Can you output the records below exactly as they are written?

## START

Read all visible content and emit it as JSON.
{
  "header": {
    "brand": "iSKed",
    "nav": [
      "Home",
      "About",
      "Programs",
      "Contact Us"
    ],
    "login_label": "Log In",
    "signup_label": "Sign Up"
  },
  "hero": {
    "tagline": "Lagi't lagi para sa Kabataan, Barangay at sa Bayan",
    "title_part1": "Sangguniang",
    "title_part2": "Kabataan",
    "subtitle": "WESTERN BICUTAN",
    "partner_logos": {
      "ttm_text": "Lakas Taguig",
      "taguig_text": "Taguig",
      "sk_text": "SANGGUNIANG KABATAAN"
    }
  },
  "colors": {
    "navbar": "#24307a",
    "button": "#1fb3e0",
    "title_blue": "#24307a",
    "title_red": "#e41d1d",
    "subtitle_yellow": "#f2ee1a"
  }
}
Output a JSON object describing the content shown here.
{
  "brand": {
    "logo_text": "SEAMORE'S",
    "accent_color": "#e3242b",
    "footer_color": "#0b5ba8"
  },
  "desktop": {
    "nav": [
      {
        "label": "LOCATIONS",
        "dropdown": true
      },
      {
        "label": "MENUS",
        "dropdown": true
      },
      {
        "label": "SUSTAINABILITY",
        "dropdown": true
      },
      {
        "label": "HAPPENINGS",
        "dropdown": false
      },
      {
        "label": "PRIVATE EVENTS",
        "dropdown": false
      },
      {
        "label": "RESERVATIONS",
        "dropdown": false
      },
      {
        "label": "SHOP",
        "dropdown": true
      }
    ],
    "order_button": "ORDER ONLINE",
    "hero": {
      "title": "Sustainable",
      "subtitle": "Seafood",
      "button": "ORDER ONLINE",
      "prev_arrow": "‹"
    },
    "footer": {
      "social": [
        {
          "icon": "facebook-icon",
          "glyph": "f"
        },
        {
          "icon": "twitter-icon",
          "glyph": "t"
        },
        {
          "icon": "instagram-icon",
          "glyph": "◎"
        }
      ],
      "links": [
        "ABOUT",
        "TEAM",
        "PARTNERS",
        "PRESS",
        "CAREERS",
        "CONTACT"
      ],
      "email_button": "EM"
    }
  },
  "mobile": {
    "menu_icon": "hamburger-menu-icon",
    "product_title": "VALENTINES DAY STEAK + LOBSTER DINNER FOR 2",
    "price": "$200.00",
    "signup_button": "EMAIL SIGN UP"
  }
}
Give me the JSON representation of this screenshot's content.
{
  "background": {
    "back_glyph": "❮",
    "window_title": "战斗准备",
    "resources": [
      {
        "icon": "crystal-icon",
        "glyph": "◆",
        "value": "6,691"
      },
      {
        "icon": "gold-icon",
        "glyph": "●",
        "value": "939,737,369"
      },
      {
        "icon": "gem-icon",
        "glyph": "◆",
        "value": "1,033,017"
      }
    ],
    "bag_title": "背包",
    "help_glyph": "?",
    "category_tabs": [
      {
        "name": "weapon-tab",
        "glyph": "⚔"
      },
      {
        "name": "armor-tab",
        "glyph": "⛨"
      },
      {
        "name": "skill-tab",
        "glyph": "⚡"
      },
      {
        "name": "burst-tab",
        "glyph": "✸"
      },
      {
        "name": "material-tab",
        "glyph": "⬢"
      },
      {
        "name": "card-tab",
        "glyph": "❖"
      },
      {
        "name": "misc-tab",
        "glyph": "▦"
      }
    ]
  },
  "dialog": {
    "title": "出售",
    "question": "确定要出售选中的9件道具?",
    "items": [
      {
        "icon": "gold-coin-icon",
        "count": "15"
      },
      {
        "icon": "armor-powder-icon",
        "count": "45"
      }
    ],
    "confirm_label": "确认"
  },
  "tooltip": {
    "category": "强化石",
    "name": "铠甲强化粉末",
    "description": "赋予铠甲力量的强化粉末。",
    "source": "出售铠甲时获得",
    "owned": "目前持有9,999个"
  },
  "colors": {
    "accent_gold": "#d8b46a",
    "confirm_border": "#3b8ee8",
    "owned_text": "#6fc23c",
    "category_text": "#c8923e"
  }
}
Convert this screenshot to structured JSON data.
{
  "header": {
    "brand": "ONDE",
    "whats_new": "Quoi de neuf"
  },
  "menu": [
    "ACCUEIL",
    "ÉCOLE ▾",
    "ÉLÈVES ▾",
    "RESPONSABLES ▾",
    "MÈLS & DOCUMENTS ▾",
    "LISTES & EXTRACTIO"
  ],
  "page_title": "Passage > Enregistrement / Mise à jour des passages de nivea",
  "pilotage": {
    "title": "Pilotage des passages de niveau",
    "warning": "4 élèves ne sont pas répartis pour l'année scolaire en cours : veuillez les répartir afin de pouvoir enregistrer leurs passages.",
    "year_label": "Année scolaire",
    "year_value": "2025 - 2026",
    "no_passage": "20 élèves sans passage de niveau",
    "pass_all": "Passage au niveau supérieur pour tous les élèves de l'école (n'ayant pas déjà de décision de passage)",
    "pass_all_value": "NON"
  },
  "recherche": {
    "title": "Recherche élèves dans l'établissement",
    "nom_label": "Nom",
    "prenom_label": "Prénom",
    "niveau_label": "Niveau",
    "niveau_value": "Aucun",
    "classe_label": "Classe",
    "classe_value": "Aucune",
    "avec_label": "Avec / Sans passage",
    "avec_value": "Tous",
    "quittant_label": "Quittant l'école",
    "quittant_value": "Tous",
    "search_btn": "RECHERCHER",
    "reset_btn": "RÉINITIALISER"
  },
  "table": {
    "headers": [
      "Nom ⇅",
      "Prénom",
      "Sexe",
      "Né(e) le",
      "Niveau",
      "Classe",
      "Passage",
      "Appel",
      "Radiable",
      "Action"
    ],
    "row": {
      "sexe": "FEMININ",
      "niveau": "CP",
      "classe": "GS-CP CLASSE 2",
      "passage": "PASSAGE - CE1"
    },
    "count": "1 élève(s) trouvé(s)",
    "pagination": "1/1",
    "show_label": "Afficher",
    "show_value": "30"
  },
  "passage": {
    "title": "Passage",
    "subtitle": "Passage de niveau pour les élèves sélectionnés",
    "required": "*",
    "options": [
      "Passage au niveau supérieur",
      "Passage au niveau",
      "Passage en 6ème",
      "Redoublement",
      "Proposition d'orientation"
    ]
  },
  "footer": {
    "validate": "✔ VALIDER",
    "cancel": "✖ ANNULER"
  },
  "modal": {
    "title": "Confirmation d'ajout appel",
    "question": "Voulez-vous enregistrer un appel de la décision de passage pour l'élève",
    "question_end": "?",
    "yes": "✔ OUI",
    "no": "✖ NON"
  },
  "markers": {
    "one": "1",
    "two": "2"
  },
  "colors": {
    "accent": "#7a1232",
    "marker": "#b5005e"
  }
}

## END

## [Answer to the task]
Read all visible content and emit it as JSON.
{
  "header": {
    "brand": "iSKed",
    "nav": [
      "Home",
      "About",
      "Programs",
      "Contact Us"
    ],
    "login_label": "Log In",
    "signup_label": "Sign Up"
  },
  "hero": {
    "tagline": "Lagi't lagi para sa Kabataan, Barangay at sa Bayan",
    "title_part1": "Sangguniang",
    "title_part2": "Kabataan",
    "subtitle": "WESTERN BICUTAN",
    "partner_logos": {
      "ttm_text": "Lakas Taguig",
      "taguig_text": "Taguig",
      "sk_text": "SANGGUNIANG KABATAAN"
    }
  },
  "colors": {
    "navbar": "#24307a",
    "button": "#1fb3e0",
    "title_blue": "#24307a",
    "title_red": "#e41d1d",
    "subtitle_yellow": "#f2ee1a"
  }
}
Output a JSON object describing the content shown here.
{
  "brand": {
    "logo_text": "SEAMORE'S",
    "accent_color": "#e3242b",
    "footer_color": "#0b5ba8"
  },
  "desktop": {
    "nav": [
      {
        "label": "LOCATIONS",
        "dropdown": true
      },
      {
        "label": "MENUS",
        "dropdown": true
      },
      {
        "label": "SUSTAINABILITY",
        "dropdown": true
      },
      {
        "label": "HAPPENINGS",
        "dropdown": false
      },
      {
        "label": "PRIVATE EVENTS",
        "dropdown": false
      },
      {
        "label": "RESERVATIONS",
        "dropdown": false
      },
      {
        "label": "SHOP",
        "dropdown": true
      }
    ],
    "order_button": "ORDER ONLINE",
    "hero": {
      "title": "Sustainable",
      "subtitle": "Seafood",
      "button": "ORDER ONLINE",
      "prev_arrow": "‹"
    },
    "footer": {
      "social": [
        {
          "icon": "facebook-icon",
          "glyph": "f"
        },
        {
          "icon": "twitter-icon",
          "glyph": "t"
        },
        {
          "icon": "instagram-icon",
          "glyph": "◎"
        }
      ],
      "links": [
        "ABOUT",
        "TEAM",
        "PARTNERS",
        "PRESS",
        "CAREERS",
        "CONTACT"
      ],
      "email_button": "EM"
    }
  },
  "mobile": {
    "menu_icon": "hamburger-menu-icon",
    "product_title": "VALENTINES DAY STEAK + LOBSTER DINNER FOR 2",
    "price": "$200.00",
    "signup_button": "EMAIL SIGN UP"
  }
}
Give me the JSON representation of this screenshot's content.
{
  "background": {
    "back_glyph": "❮",
    "window_title": "战斗准备",
    "resources": [
      {
        "icon": "crystal-icon",
        "glyph": "◆",
        "value": "6,691"
      },
      {
        "icon": "gold-icon",
        "glyph": "●",
        "value": "939,737,369"
      },
      {
        "icon": "gem-icon",
        "glyph": "◆",
        "value": "1,033,017"
      }
    ],
    "bag_title": "背包",
    "help_glyph": "?",
    "category_tabs": [
      {
        "name": "weapon-tab",
        "glyph": "⚔"
      },
      {
        "name": "armor-tab",
        "glyph": "⛨"
      },
      {
        "name": "skill-tab",
        "glyph": "⚡"
      },
      {
        "name": "burst-tab",
        "glyph": "✸"
      },
      {
        "name": "material-tab",
        "glyph": "⬢"
      },
      {
        "name": "card-tab",
        "glyph": "❖"
      },
      {
        "name": "misc-tab",
        "glyph": "▦"
      }
    ]
  },
  "dialog": {
    "title": "出售",
    "question": "确定要出售选中的9件道具?",
    "items": [
      {
        "icon": "gold-coin-icon",
        "count": "15"
      },
      {
        "icon": "armor-powder-icon",
        "count": "45"
      }
    ],
    "confirm_label": "确认"
  },
  "tooltip": {
    "category": "强化石",
    "name": "铠甲强化粉末",
    "description": "赋予铠甲力量的强化粉末。",
    "source": "出售铠甲时获得",
    "owned": "目前持有9,999个"
  },
  "colors": {
    "accent_gold": "#d8b46a",
    "confirm_border": "#3b8ee8",
    "owned_text": "#6fc23c",
    "category_text": "#c8923e"
  }
}
Convert this screenshot to structured JSON data.
{
  "header": {
    "brand": "ONDE",
    "whats_new": "Quoi de neuf"
  },
  "menu": [
    "ACCUEIL",
    "ÉCOLE ▾",
    "ÉLÈVES ▾",
    "RESPONSABLES ▾",
    "MÈLS & DOCUMENTS ▾",
    "LISTES & EXTRACTIO"
  ],
  "page_title": "Passage > Enregistrement / Mise à jour des passages de nivea",
  "pilotage": {
    "title": "Pilotage des passages de niveau",
    "warning": "4 élèves ne sont pas répartis pour l'année scolaire en cours : veuillez les répartir afin de pouvoir enregistrer leurs passages.",
    "year_label": "Année scolaire",
    "year_value": "2025 - 2026",
    "no_passage": "20 élèves sans passage de niveau",
    "pass_all": "Passage au niveau supérieur pour tous les élèves de l'école (n'ayant pas déjà de décision de passage)",
    "pass_all_value": "NON"
  },
  "recherche": {
    "title": "Recherche élèves dans l'établissement",
    "nom_label": "Nom",
    "prenom_label": "Prénom",
    "niveau_label": "Niveau",
    "niveau_value": "Aucun",
    "classe_label": "Classe",
    "classe_value": "Aucune",
    "avec_label": "Avec / Sans passage",
    "avec_value": "Tous",
    "quittant_label": "Quittant l'école",
    "quittant_value": "Tous",
    "search_btn": "RECHERCHER",
    "reset_btn": "RÉINITIALISER"
  },
  "table": {
    "headers": [
      "Nom ⇅",
      "Prénom",
      "Sexe",
      "Né(e) le",
      "Niveau",
      "Classe",
      "Passage",
      "Appel",
      "Radiable",
      "Action"
    ],
    "row": {
      "sexe": "FEMININ",
      "niveau": "CP",
      "classe": "GS-CP CLASSE 2",
      "passage": "PASSAGE - CE1"
    },
    "count": "1 élève(s) trouvé(s)",
    "pagination": "1/1",
    "show_label": "Afficher",
    "show_value": "30"
  },
  "passage": {
    "title": "Passage",
    "subtitle": "Passage de niveau pour les élèves sélectionnés",
    "required": "*",
    "options": [
      "Passage au niveau supérieur",
      "Passage au niveau",
      "Passage en 6ème",
      "Redoublement",
      "Proposition d'orientation"
    ]
  },
  "footer": {
    "validate": "✔ VALIDER",
    "cancel": "✖ ANNULER"
  },
  "modal": {
    "title": "Confirmation d'ajout appel",
    "question": "Voulez-vous enregistrer un appel de la décision de passage pour l'élève",
    "question_end": "?",
    "yes": "✔ OUI",
    "no": "✖ NON"
  },
  "markers": {
    "one": "1",
    "two": "2"
  },
  "colors": {
    "accent": "#7a1232",
    "marker": "#b5005e"
  }
}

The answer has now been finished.